Extracts from a graphics dataset:
▶

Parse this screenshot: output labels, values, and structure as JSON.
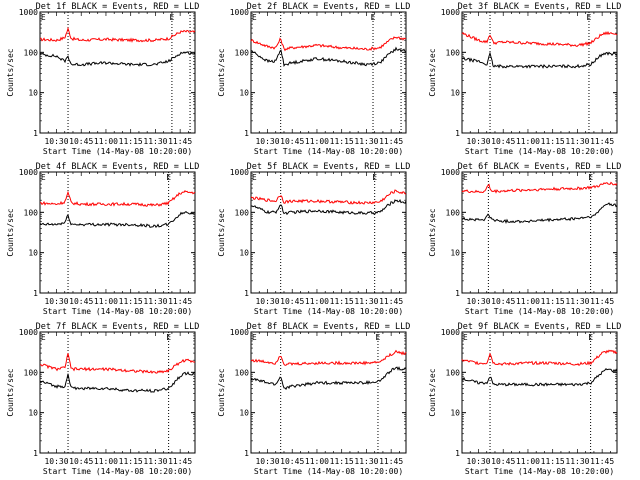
{
  "chart_data": [
    {
      "type": "line",
      "title": "Det 1f BLACK = Events, RED = LLD",
      "ylabel": "Counts/sec",
      "xlabel": "Start Time (14-May-08 10:20:00)",
      "yscale": "log",
      "ylim": [
        1,
        1000
      ],
      "xlim": [
        "10:20",
        "11:54"
      ],
      "yticks": [
        "1",
        "10",
        "100",
        "1000"
      ],
      "xticks": [
        "10:30",
        "10:45",
        "11:00",
        "11:15",
        "11:30",
        "11:45"
      ],
      "markers": [
        {
          "label": "E",
          "time": "10:22"
        },
        {
          "label": "E",
          "time": "11:40"
        }
      ],
      "vlines": [
        "10:37",
        "11:40",
        "11:51"
      ],
      "series": [
        {
          "name": "LLD",
          "color": "#ff0000",
          "x": [
            "10:20",
            "10:30",
            "10:35",
            "10:37",
            "10:39",
            "10:45",
            "11:00",
            "11:15",
            "11:30",
            "11:38",
            "11:45",
            "11:48",
            "11:52"
          ],
          "values": [
            210,
            200,
            230,
            380,
            220,
            200,
            210,
            200,
            200,
            220,
            320,
            330,
            320
          ]
        },
        {
          "name": "Events",
          "color": "#000000",
          "x": [
            "10:20",
            "10:30",
            "10:35",
            "10:37",
            "10:39",
            "10:45",
            "11:00",
            "11:15",
            "11:30",
            "11:38",
            "11:45",
            "11:48",
            "11:52"
          ],
          "values": [
            90,
            80,
            60,
            80,
            50,
            50,
            55,
            50,
            50,
            60,
            95,
            100,
            95
          ]
        }
      ]
    },
    {
      "type": "line",
      "title": "Det 2f BLACK = Events, RED = LLD",
      "ylabel": "Counts/sec",
      "xlabel": "Start Time (14-May-08 10:20:00)",
      "yscale": "log",
      "ylim": [
        1,
        1000
      ],
      "xlim": [
        "10:20",
        "11:54"
      ],
      "yticks": [
        "1",
        "10",
        "100",
        "1000"
      ],
      "xticks": [
        "10:30",
        "10:45",
        "11:00",
        "11:15",
        "11:30",
        "11:45"
      ],
      "markers": [
        {
          "label": "E",
          "time": "10:22"
        },
        {
          "label": "E",
          "time": "11:34"
        }
      ],
      "vlines": [
        "10:38",
        "11:34",
        "11:51"
      ],
      "series": [
        {
          "name": "LLD",
          "color": "#ff0000",
          "x": [
            "10:20",
            "10:30",
            "10:35",
            "10:38",
            "10:40",
            "10:45",
            "11:00",
            "11:15",
            "11:30",
            "11:38",
            "11:45",
            "11:48",
            "11:52"
          ],
          "values": [
            200,
            140,
            130,
            220,
            120,
            130,
            150,
            130,
            120,
            130,
            210,
            240,
            220
          ]
        },
        {
          "name": "Events",
          "color": "#000000",
          "x": [
            "10:20",
            "10:30",
            "10:35",
            "10:38",
            "10:40",
            "10:45",
            "11:00",
            "11:15",
            "11:30",
            "11:38",
            "11:45",
            "11:48",
            "11:52"
          ],
          "values": [
            110,
            60,
            60,
            120,
            50,
            55,
            70,
            60,
            50,
            55,
            100,
            120,
            110
          ]
        }
      ]
    },
    {
      "type": "line",
      "title": "Det 3f BLACK = Events, RED = LLD",
      "ylabel": "Counts/sec",
      "xlabel": "Start Time (14-May-08 10:20:00)",
      "yscale": "log",
      "ylim": [
        1,
        1000
      ],
      "xlim": [
        "10:20",
        "11:54"
      ],
      "yticks": [
        "1",
        "10",
        "100",
        "1000"
      ],
      "xticks": [
        "10:30",
        "10:45",
        "11:00",
        "11:15",
        "11:30",
        "11:45"
      ],
      "markers": [
        {
          "label": "E",
          "time": "10:22"
        },
        {
          "label": "E",
          "time": "11:37"
        }
      ],
      "vlines": [
        "10:37",
        "11:37"
      ],
      "series": [
        {
          "name": "LLD",
          "color": "#ff0000",
          "x": [
            "10:20",
            "10:30",
            "10:35",
            "10:37",
            "10:39",
            "10:45",
            "11:00",
            "11:15",
            "11:30",
            "11:38",
            "11:45",
            "11:48",
            "11:52"
          ],
          "values": [
            300,
            200,
            180,
            280,
            170,
            180,
            170,
            160,
            150,
            170,
            280,
            300,
            290
          ]
        },
        {
          "name": "Events",
          "color": "#000000",
          "x": [
            "10:20",
            "10:30",
            "10:35",
            "10:37",
            "10:39",
            "10:45",
            "11:00",
            "11:15",
            "11:30",
            "11:38",
            "11:45",
            "11:48",
            "11:52"
          ],
          "values": [
            70,
            60,
            50,
            90,
            45,
            45,
            45,
            45,
            45,
            50,
            90,
            95,
            90
          ]
        }
      ]
    },
    {
      "type": "line",
      "title": "Det 4f BLACK = Events, RED = LLD",
      "ylabel": "Counts/sec",
      "xlabel": "Start Time (14-May-08 10:20:00)",
      "yscale": "log",
      "ylim": [
        1,
        1000
      ],
      "xlim": [
        "10:20",
        "11:54"
      ],
      "yticks": [
        "1",
        "10",
        "100",
        "1000"
      ],
      "xticks": [
        "10:30",
        "10:45",
        "11:00",
        "11:15",
        "11:30",
        "11:45"
      ],
      "markers": [
        {
          "label": "E",
          "time": "10:22"
        },
        {
          "label": "E",
          "time": "11:38"
        }
      ],
      "vlines": [
        "10:37",
        "11:38"
      ],
      "series": [
        {
          "name": "LLD",
          "color": "#ff0000",
          "x": [
            "10:20",
            "10:30",
            "10:35",
            "10:37",
            "10:39",
            "10:45",
            "11:00",
            "11:15",
            "11:30",
            "11:38",
            "11:45",
            "11:48",
            "11:52"
          ],
          "values": [
            170,
            160,
            180,
            300,
            170,
            160,
            160,
            160,
            150,
            170,
            300,
            320,
            310
          ]
        },
        {
          "name": "Events",
          "color": "#000000",
          "x": [
            "10:20",
            "10:30",
            "10:35",
            "10:37",
            "10:39",
            "10:45",
            "11:00",
            "11:15",
            "11:30",
            "11:38",
            "11:45",
            "11:48",
            "11:52"
          ],
          "values": [
            50,
            50,
            55,
            85,
            50,
            50,
            50,
            50,
            45,
            50,
            90,
            100,
            95
          ]
        }
      ]
    },
    {
      "type": "line",
      "title": "Det 5f BLACK = Events, RED = LLD",
      "ylabel": "Counts/sec",
      "xlabel": "Start Time (14-May-08 10:20:00)",
      "yscale": "log",
      "ylim": [
        1,
        1000
      ],
      "xlim": [
        "10:20",
        "11:54"
      ],
      "yticks": [
        "1",
        "10",
        "100",
        "1000"
      ],
      "xticks": [
        "10:30",
        "10:45",
        "11:00",
        "11:15",
        "11:30",
        "11:45"
      ],
      "markers": [
        {
          "label": "E",
          "time": "10:22"
        },
        {
          "label": "E",
          "time": "11:35"
        }
      ],
      "vlines": [
        "10:38",
        "11:35"
      ],
      "series": [
        {
          "name": "LLD",
          "color": "#ff0000",
          "x": [
            "10:20",
            "10:30",
            "10:35",
            "10:38",
            "10:40",
            "10:45",
            "11:00",
            "11:15",
            "11:30",
            "11:38",
            "11:45",
            "11:48",
            "11:52"
          ],
          "values": [
            230,
            200,
            190,
            280,
            180,
            190,
            190,
            180,
            170,
            180,
            300,
            340,
            300
          ]
        },
        {
          "name": "Events",
          "color": "#000000",
          "x": [
            "10:20",
            "10:30",
            "10:35",
            "10:38",
            "10:40",
            "10:45",
            "11:00",
            "11:15",
            "11:30",
            "11:38",
            "11:45",
            "11:48",
            "11:52"
          ],
          "values": [
            150,
            100,
            100,
            160,
            95,
            100,
            110,
            100,
            95,
            100,
            170,
            200,
            180
          ]
        }
      ]
    },
    {
      "type": "line",
      "title": "Det 6f BLACK = Events, RED = LLD",
      "ylabel": "Counts/sec",
      "xlabel": "Start Time (14-May-08 10:20:00)",
      "yscale": "log",
      "ylim": [
        1,
        1000
      ],
      "xlim": [
        "10:20",
        "11:54"
      ],
      "yticks": [
        "1",
        "10",
        "100",
        "1000"
      ],
      "xticks": [
        "10:30",
        "10:45",
        "11:00",
        "11:15",
        "11:30",
        "11:45"
      ],
      "markers": [
        {
          "label": "E",
          "time": "10:22"
        },
        {
          "label": "E",
          "time": "11:38"
        }
      ],
      "vlines": [
        "10:36",
        "11:38"
      ],
      "series": [
        {
          "name": "LLD",
          "color": "#ff0000",
          "x": [
            "10:20",
            "10:30",
            "10:34",
            "10:36",
            "10:38",
            "10:45",
            "11:00",
            "11:15",
            "11:30",
            "11:40",
            "11:45",
            "11:48",
            "11:52"
          ],
          "values": [
            340,
            320,
            330,
            500,
            330,
            340,
            360,
            380,
            390,
            420,
            480,
            550,
            500
          ]
        },
        {
          "name": "Events",
          "color": "#000000",
          "x": [
            "10:20",
            "10:30",
            "10:34",
            "10:36",
            "10:38",
            "10:45",
            "11:00",
            "11:15",
            "11:30",
            "11:40",
            "11:45",
            "11:48",
            "11:52"
          ],
          "values": [
            70,
            65,
            65,
            95,
            65,
            60,
            60,
            65,
            70,
            80,
            130,
            170,
            150
          ]
        }
      ]
    },
    {
      "type": "line",
      "title": "Det 7f BLACK = Events, RED = LLD",
      "ylabel": "Counts/sec",
      "xlabel": "Start Time (14-May-08 10:20:00)",
      "yscale": "log",
      "ylim": [
        1,
        1000
      ],
      "xlim": [
        "10:20",
        "11:54"
      ],
      "yticks": [
        "1",
        "10",
        "100",
        "1000"
      ],
      "xticks": [
        "10:30",
        "10:45",
        "11:00",
        "11:15",
        "11:30",
        "11:45"
      ],
      "markers": [
        {
          "label": "E",
          "time": "10:22"
        },
        {
          "label": "E",
          "time": "11:38"
        }
      ],
      "vlines": [
        "10:37",
        "11:38"
      ],
      "series": [
        {
          "name": "LLD",
          "color": "#ff0000",
          "x": [
            "10:20",
            "10:30",
            "10:35",
            "10:37",
            "10:39",
            "10:45",
            "11:00",
            "11:15",
            "11:30",
            "11:38",
            "11:45",
            "11:48",
            "11:52"
          ],
          "values": [
            160,
            120,
            130,
            280,
            120,
            120,
            120,
            110,
            100,
            110,
            180,
            200,
            190
          ]
        },
        {
          "name": "Events",
          "color": "#000000",
          "x": [
            "10:20",
            "10:30",
            "10:35",
            "10:37",
            "10:39",
            "10:45",
            "11:00",
            "11:15",
            "11:30",
            "11:38",
            "11:45",
            "11:48",
            "11:52"
          ],
          "values": [
            60,
            45,
            45,
            90,
            40,
            40,
            40,
            35,
            35,
            40,
            80,
            95,
            90
          ]
        }
      ]
    },
    {
      "type": "line",
      "title": "Det 8f BLACK = Events, RED = LLD",
      "ylabel": "Counts/sec",
      "xlabel": "Start Time (14-May-08 10:20:00)",
      "yscale": "log",
      "ylim": [
        1,
        1000
      ],
      "xlim": [
        "10:20",
        "11:54"
      ],
      "yticks": [
        "1",
        "10",
        "100",
        "1000"
      ],
      "xticks": [
        "10:30",
        "10:45",
        "11:00",
        "11:15",
        "11:30",
        "11:45"
      ],
      "markers": [
        {
          "label": "E",
          "time": "10:22"
        },
        {
          "label": "E",
          "time": "11:37"
        }
      ],
      "vlines": [
        "10:38",
        "11:37"
      ],
      "series": [
        {
          "name": "LLD",
          "color": "#ff0000",
          "x": [
            "10:20",
            "10:30",
            "10:35",
            "10:38",
            "10:40",
            "10:45",
            "11:00",
            "11:15",
            "11:30",
            "11:38",
            "11:45",
            "11:48",
            "11:52"
          ],
          "values": [
            200,
            180,
            170,
            280,
            160,
            160,
            170,
            170,
            170,
            180,
            280,
            320,
            300
          ]
        },
        {
          "name": "Events",
          "color": "#000000",
          "x": [
            "10:20",
            "10:30",
            "10:35",
            "10:38",
            "10:40",
            "10:45",
            "11:00",
            "11:15",
            "11:30",
            "11:38",
            "11:45",
            "11:48",
            "11:52"
          ],
          "values": [
            70,
            55,
            50,
            80,
            40,
            45,
            55,
            55,
            55,
            60,
            110,
            130,
            120
          ]
        }
      ]
    },
    {
      "type": "line",
      "title": "Det 9f BLACK = Events, RED = LLD",
      "ylabel": "Counts/sec",
      "xlabel": "Start Time (14-May-08 10:20:00)",
      "yscale": "log",
      "ylim": [
        1,
        1000
      ],
      "xlim": [
        "10:20",
        "11:54"
      ],
      "yticks": [
        "1",
        "10",
        "100",
        "1000"
      ],
      "xticks": [
        "10:30",
        "10:45",
        "11:00",
        "11:15",
        "11:30",
        "11:45"
      ],
      "markers": [
        {
          "label": "E",
          "time": "10:22"
        },
        {
          "label": "E",
          "time": "11:38"
        }
      ],
      "vlines": [
        "10:37",
        "11:38"
      ],
      "series": [
        {
          "name": "LLD",
          "color": "#ff0000",
          "x": [
            "10:20",
            "10:30",
            "10:35",
            "10:37",
            "10:39",
            "10:45",
            "11:00",
            "11:15",
            "11:30",
            "11:38",
            "11:45",
            "11:48",
            "11:52"
          ],
          "values": [
            200,
            170,
            170,
            300,
            170,
            160,
            170,
            170,
            160,
            170,
            300,
            330,
            320
          ]
        },
        {
          "name": "Events",
          "color": "#000000",
          "x": [
            "10:20",
            "10:30",
            "10:35",
            "10:37",
            "10:39",
            "10:45",
            "11:00",
            "11:15",
            "11:30",
            "11:38",
            "11:45",
            "11:48",
            "11:52"
          ],
          "values": [
            70,
            55,
            55,
            80,
            50,
            50,
            50,
            50,
            50,
            55,
            100,
            120,
            110
          ]
        }
      ]
    }
  ]
}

◀

- **Work to do**
Every line in the data that holds "BLACK" should be copied out.

- **Complete answer**
      "title": "Det 1f BLACK = Events, RED = LLD",
      "title": "Det 2f BLACK = Events, RED = LLD",
      "title": "Det 3f BLACK = Events, RED = LLD",
      "title": "Det 4f BLACK = Events, RED = LLD",
      "title": "Det 5f BLACK = Events, RED = LLD",
      "title": "Det 6f BLACK = Events, RED = LLD",
      "title": "Det 7f BLACK = Events, RED = LLD",
      "title": "Det 8f BLACK = Events, RED = LLD",
      "title": "Det 9f BLACK = Events, RED = LLD",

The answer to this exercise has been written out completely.